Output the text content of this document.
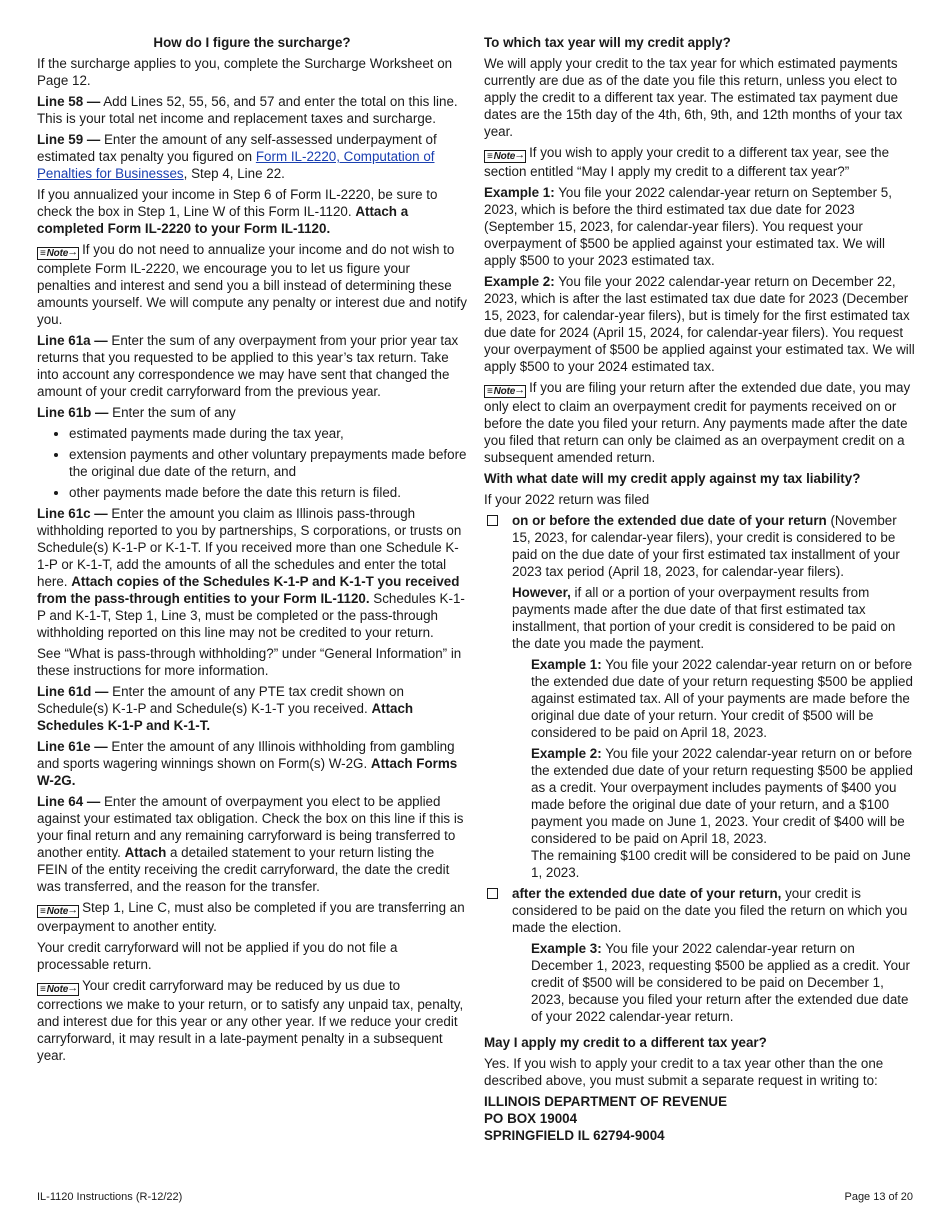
How do I figure the surcharge?

If the surcharge applies to you, complete the Surcharge Worksheet on Page 12.

Line 58 — Add Lines 52, 55, 56, and 57 and enter the total on this line. This is your total net income and replacement taxes and surcharge.

Line 59 — Enter the amount of any self-assessed underpayment of estimated tax penalty you figured on Form IL-2220, Computation of Penalties for Businesses, Step 4, Line 22.

If you annualized your income in Step 6 of Form IL-2220, be sure to check the box in Step 1, Line W of this Form IL-1120. Attach a completed Form IL-2220 to your Form IL-1120.

≡ Note → If you do not need to annualize your income and do not wish to complete Form IL-2220, we encourage you to let us figure your penalties and interest and send you a bill instead of determining these amounts yourself. We will compute any penalty or interest due and notify you.

Line 61a — Enter the sum of any overpayment from your prior year tax returns that you requested to be applied to this year’s tax return. Take into account any correspondence we may have sent that changed the amount of your credit carryforward from the previous year.

Line 61b — Enter the sum of any

• estimated payments made during the tax year,
• extension payments and other voluntary prepayments made before the original due date of the return, and
• other payments made before the date this return is filed.

Line 61c — Enter the amount you claim as Illinois pass-through withholding reported to you by partnerships, S corporations, or trusts on Schedule(s) K-1-P or K-1-T. If you received more than one Schedule K-1-P or K-1-T, add the amounts of all the schedules and enter the total here. Attach copies of the Schedules K-1-P and K-1-T you received from the pass-through entities to your Form IL-1120. Schedules K-1-P and K-1-T, Step 1, Line 3, must be completed or the pass-through withholding reported on this line may not be credited to your return.

See “What is pass-through withholding?” under “General Information” in these instructions for more information.

Line 61d — Enter the amount of any PTE tax credit shown on Schedule(s) K-1-P and Schedule(s) K-1-T you received. Attach Schedules K-1-P and K-1-T.

Line 61e — Enter the amount of any Illinois withholding from gambling and sports wagering winnings shown on Form(s) W-2G. Attach Forms W-2G.

Line 64 — Enter the amount of overpayment you elect to be applied against your estimated tax obligation. Check the box on this line if this is your final return and any remaining carryforward is being transferred to another entity. Attach a detailed statement to your return listing the FEIN of the entity receiving the credit carryforward, the date the credit was transferred, and the reason for the transfer.

≡ Note → Step 1, Line C, must also be completed if you are transferring an overpayment to another entity.

Your credit carryforward will not be applied if you do not file a processable return.

≡ Note → Your credit carryforward may be reduced by us due to corrections we make to your return, or to satisfy any unpaid tax, penalty, and interest due for this year or any other year. If we reduce your credit carryforward, it may result in a late-payment penalty in a subsequent year.

To which tax year will my credit apply?

We will apply your credit to the tax year for which estimated payments currently are due as of the date you file this return, unless you elect to apply the credit to a different tax year. The estimated tax payment due dates are the 15th day of the 4th, 6th, 9th, and 12th months of your tax year.

≡ Note → If you wish to apply your credit to a different tax year, see the section entitled “May I apply my credit to a different tax year?”

Example 1: You file your 2022 calendar-year return on September 5, 2023, which is before the third estimated tax due date for 2023 (September 15, 2023, for calendar-year filers). You request your overpayment of $500 be applied against your estimated tax. We will apply $500 to your 2023 estimated tax.

Example 2: You file your 2022 calendar-year return on December 22, 2023, which is after the last estimated tax due date for 2023 (December 15, 2023, for calendar-year filers), but is timely for the first estimated tax due date for 2024 (April 15, 2024, for calendar-year filers). You request your overpayment of $500 be applied against your estimated tax. We will apply $500 to your 2024 estimated tax.

≡ Note → If you are filing your return after the extended due date, you may only elect to claim an overpayment credit for payments received on or before the date you filed your return. Any payments made after the date you filed that return can only be claimed as an overpayment credit on a subsequent amended return.

With what date will my credit apply against my tax liability?

If your 2022 return was filed

on or before the extended due date of your return (November 15, 2023, for calendar-year filers), your credit is considered to be paid on the due date of your first estimated tax installment of your 2023 tax period (April 18, 2023, for calendar-year filers).

However, if all or a portion of your overpayment results from payments made after the due date of that first estimated tax installment, that portion of your credit is considered to be paid on the date you made the payment.

Example 1: You file your 2022 calendar-year return on or before the extended due date of your return requesting $500 be applied against estimated tax. All of your payments are made before the original due date of your return. Your credit of $500 will be considered to be paid on April 18, 2023.

Example 2: You file your 2022 calendar-year return on or before the extended due date of your return requesting $500 be applied as a credit. Your overpayment includes payments of $400 you made before the original due date of your return, and a $100 payment you made on June 1, 2023. Your credit of $400 will be considered to be paid on April 18, 2023.

The remaining $100 credit will be considered to be paid on June 1, 2023.

after the extended due date of your return, your credit is considered to be paid on the date you filed the return on which you made the election.

Example 3: You file your 2022 calendar-year return on December 1, 2023, requesting $500 be applied as a credit. Your credit of $500 will be considered to be paid on December 1, 2023, because you filed your return after the extended due date of your 2022 calendar-year return.

May I apply my credit to a different tax year?

Yes. If you wish to apply your credit to a tax year other than the one described above, you must submit a separate request in writing to:

ILLINOIS DEPARTMENT OF REVENUE

PO BOX 19004

SPRINGFIELD IL 62794-9004

IL-1120 Instructions (R-12/22)	Page 13 of 20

# Task to complete
Make an exact copy of the records above, with the pictures left out.

# Response to the task
Output the text content of this document.
How do I figure the surcharge?

If the surcharge applies to you, complete the Surcharge Worksheet on Page 12.

Line 58 — Add Lines 52, 55, 56, and 57 and enter the total on this line. This is your total net income and replacement taxes and surcharge.

Line 59 — Enter the amount of any self-assessed underpayment of estimated tax penalty you figured on Form IL-2220, Computation of Penalties for Businesses, Step 4, Line 22.

If you annualized your income in Step 6 of Form IL-2220, be sure to check the box in Step 1, Line W of this Form IL-1120. Attach a completed Form IL-2220 to your Form IL-1120.

≡ Note → If you do not need to annualize your income and do not wish to complete Form IL-2220, we encourage you to let us figure your penalties and interest and send you a bill instead of determining these amounts yourself. We will compute any penalty or interest due and notify you.

Line 61a — Enter the sum of any overpayment from your prior year tax returns that you requested to be applied to this year’s tax return. Take into account any correspondence we may have sent that changed the amount of your credit carryforward from the previous year.

Line 61b — Enter the sum of any

• estimated payments made during the tax year,
• extension payments and other voluntary prepayments made before the original due date of the return, and
• other payments made before the date this return is filed.

Line 61c — Enter the amount you claim as Illinois pass-through withholding reported to you by partnerships, S corporations, or trusts on Schedule(s) K-1-P or K-1-T. If you received more than one Schedule K-1-P or K-1-T, add the amounts of all the schedules and enter the total here. Attach copies of the Schedules K-1-P and K-1-T you received from the pass-through entities to your Form IL-1120. Schedules K-1-P and K-1-T, Step 1, Line 3, must be completed or the pass-through withholding reported on this line may not be credited to your return.

See “What is pass-through withholding?” under “General Information” in these instructions for more information.

Line 61d — Enter the amount of any PTE tax credit shown on Schedule(s) K-1-P and Schedule(s) K-1-T you received. Attach Schedules K-1-P and K-1-T.

Line 61e — Enter the amount of any Illinois withholding from gambling and sports wagering winnings shown on Form(s) W-2G. Attach Forms W-2G.

Line 64 — Enter the amount of overpayment you elect to be applied against your estimated tax obligation. Check the box on this line if this is your final return and any remaining carryforward is being transferred to another entity. Attach a detailed statement to your return listing the FEIN of the entity receiving the credit carryforward, the date the credit was transferred, and the reason for the transfer.

≡ Note → Step 1, Line C, must also be completed if you are transferring an overpayment to another entity.

Your credit carryforward will not be applied if you do not file a processable return.

≡ Note → Your credit carryforward may be reduced by us due to corrections we make to your return, or to satisfy any unpaid tax, penalty, and interest due for this year or any other year. If we reduce your credit carryforward, it may result in a late-payment penalty in a subsequent year.

To which tax year will my credit apply?

We will apply your credit to the tax year for which estimated payments currently are due as of the date you file this return, unless you elect to apply the credit to a different tax year. The estimated tax payment due dates are the 15th day of the 4th, 6th, 9th, and 12th months of your tax year.

≡ Note → If you wish to apply your credit to a different tax year, see the section entitled “May I apply my credit to a different tax year?”

Example 1: You file your 2022 calendar-year return on September 5, 2023, which is before the third estimated tax due date for 2023 (September 15, 2023, for calendar-year filers). You request your overpayment of $500 be applied against your estimated tax. We will apply $500 to your 2023 estimated tax.

Example 2: You file your 2022 calendar-year return on December 22, 2023, which is after the last estimated tax due date for 2023 (December 15, 2023, for calendar-year filers), but is timely for the first estimated tax due date for 2024 (April 15, 2024, for calendar-year filers). You request your overpayment of $500 be applied against your estimated tax. We will apply $500 to your 2024 estimated tax.

≡ Note → If you are filing your return after the extended due date, you may only elect to claim an overpayment credit for payments received on or before the date you filed your return. Any payments made after the date you filed that return can only be claimed as an overpayment credit on a subsequent amended return.

With what date will my credit apply against my tax liability?

If your 2022 return was filed

on or before the extended due date of your return (November 15, 2023, for calendar-year filers), your credit is considered to be paid on the due date of your first estimated tax installment of your 2023 tax period (April 18, 2023, for calendar-year filers).

However, if all or a portion of your overpayment results from payments made after the due date of that first estimated tax installment, that portion of your credit is considered to be paid on the date you made the payment.

Example 1: You file your 2022 calendar-year return on or before the extended due date of your return requesting $500 be applied against estimated tax. All of your payments are made before the original due date of your return. Your credit of $500 will be considered to be paid on April 18, 2023.

Example 2: You file your 2022 calendar-year return on or before the extended due date of your return requesting $500 be applied as a credit. Your overpayment includes payments of $400 you made before the original due date of your return, and a $100 payment you made on June 1, 2023. Your credit of $400 will be considered to be paid on April 18, 2023.

The remaining $100 credit will be considered to be paid on June 1, 2023.

after the extended due date of your return, your credit is considered to be paid on the date you filed the return on which you made the election.

Example 3: You file your 2022 calendar-year return on December 1, 2023, requesting $500 be applied as a credit. Your credit of $500 will be considered to be paid on December 1, 2023, because you filed your return after the extended due date of your 2022 calendar-year return.

May I apply my credit to a different tax year?

Yes. If you wish to apply your credit to a tax year other than the one described above, you must submit a separate request in writing to:

ILLINOIS DEPARTMENT OF REVENUE

PO BOX 19004

SPRINGFIELD IL 62794-9004

IL-1120 Instructions (R-12/22)	Page 13 of 20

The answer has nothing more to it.